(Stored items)
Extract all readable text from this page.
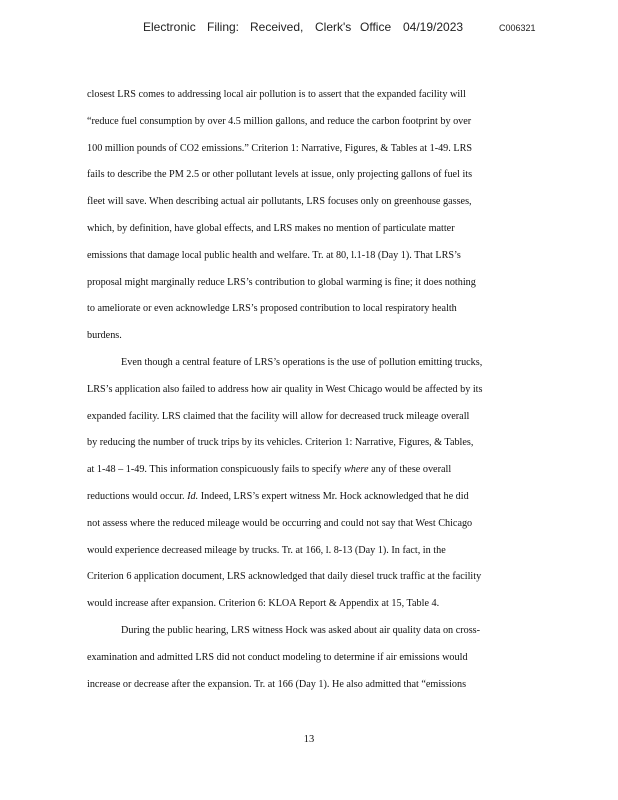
Electronic Filing: Received, Clerk's Office 04/19/2023	C006321
closest LRS comes to addressing local air pollution is to assert that the expanded facility will
“reduce fuel consumption by over 4.5 million gallons, and reduce the carbon footprint by over
100 million pounds of CO2 emissions.” Criterion 1: Narrative, Figures, & Tables at 1-49. LRS
fails to describe the PM 2.5 or other pollutant levels at issue, only projecting gallons of fuel its
fleet will save. When describing actual air pollutants, LRS focuses only on greenhouse gasses,
which, by definition, have global effects, and LRS makes no mention of particulate matter
emissions that damage local public health and welfare. Tr. at 80, l.1-18 (Day 1). That LRS’s
proposal might marginally reduce LRS’s contribution to global warming is fine; it does nothing
to ameliorate or even acknowledge LRS’s proposed contribution to local respiratory health
burdens.
Even though a central feature of LRS’s operations is the use of pollution emitting trucks,
LRS’s application also failed to address how air quality in West Chicago would be affected by its
expanded facility. LRS claimed that the facility will allow for decreased truck mileage overall
by reducing the number of truck trips by its vehicles. Criterion 1: Narrative, Figures, & Tables,
at 1-48 – 1-49. This information conspicuously fails to specify where any of these overall
reductions would occur. Id. Indeed, LRS’s expert witness Mr. Hock acknowledged that he did
not assess where the reduced mileage would be occurring and could not say that West Chicago
would experience decreased mileage by trucks. Tr. at 166, l. 8-13 (Day 1). In fact, in the
Criterion 6 application document, LRS acknowledged that daily diesel truck traffic at the facility
would increase after expansion. Criterion 6: KLOA Report & Appendix at 15, Table 4.
During the public hearing, LRS witness Hock was asked about air quality data on cross-
examination and admitted LRS did not conduct modeling to determine if air emissions would
increase or decrease after the expansion. Tr. at 166 (Day 1). He also admitted that “emissions
13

**Task brief**
Go through the records above and copy every line with the word "increase".

**Result of the exercise**
would increase after expansion. Criterion 6: KLOA Report & Appendix at 15, Table 4.
increase or decrease after the expansion. Tr. at 166 (Day 1). He also admitted that “emissions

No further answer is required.